──────── Records for the exercise ────────

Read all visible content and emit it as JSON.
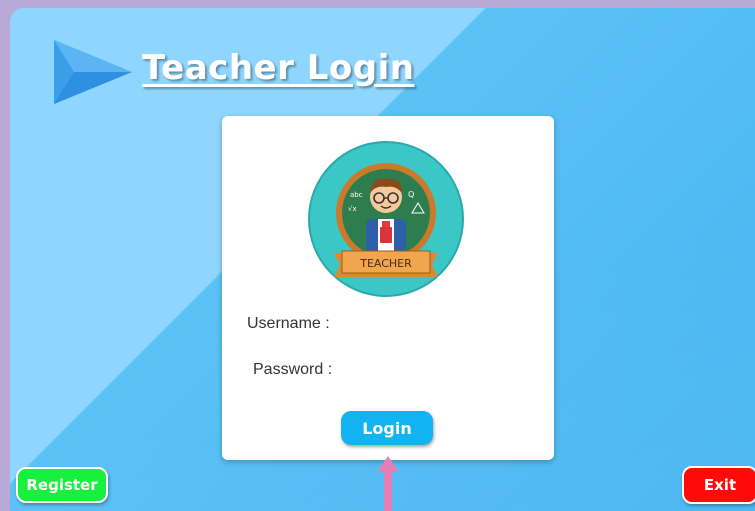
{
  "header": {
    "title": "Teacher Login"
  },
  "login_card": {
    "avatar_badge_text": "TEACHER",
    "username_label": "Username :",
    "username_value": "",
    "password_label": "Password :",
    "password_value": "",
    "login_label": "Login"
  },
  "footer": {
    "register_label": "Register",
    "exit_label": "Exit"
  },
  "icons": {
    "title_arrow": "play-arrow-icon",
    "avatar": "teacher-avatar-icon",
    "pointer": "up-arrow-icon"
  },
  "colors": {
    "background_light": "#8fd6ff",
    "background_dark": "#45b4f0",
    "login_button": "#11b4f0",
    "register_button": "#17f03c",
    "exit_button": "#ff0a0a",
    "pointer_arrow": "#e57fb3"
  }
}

────────

• What the exercise asks
Repeat each record exactly, with the pictures left out.

• Written answer
Read all visible content and emit it as JSON.
{
  "header": {
    "title": "Teacher Login"
  },
  "login_card": {
    "avatar_badge_text": "TEACHER",
    "username_label": "Username :",
    "username_value": "",
    "password_label": "Password :",
    "password_value": "",
    "login_label": "Login"
  },
  "footer": {
    "register_label": "Register",
    "exit_label": "Exit"
  },
  "icons": {
    "title_arrow": "play-arrow-icon",
    "avatar": "teacher-avatar-icon",
    "pointer": "up-arrow-icon"
  },
  "colors": {
    "background_light": "#8fd6ff",
    "background_dark": "#45b4f0",
    "login_button": "#11b4f0",
    "register_button": "#17f03c",
    "exit_button": "#ff0a0a",
    "pointer_arrow": "#e57fb3"
  }
}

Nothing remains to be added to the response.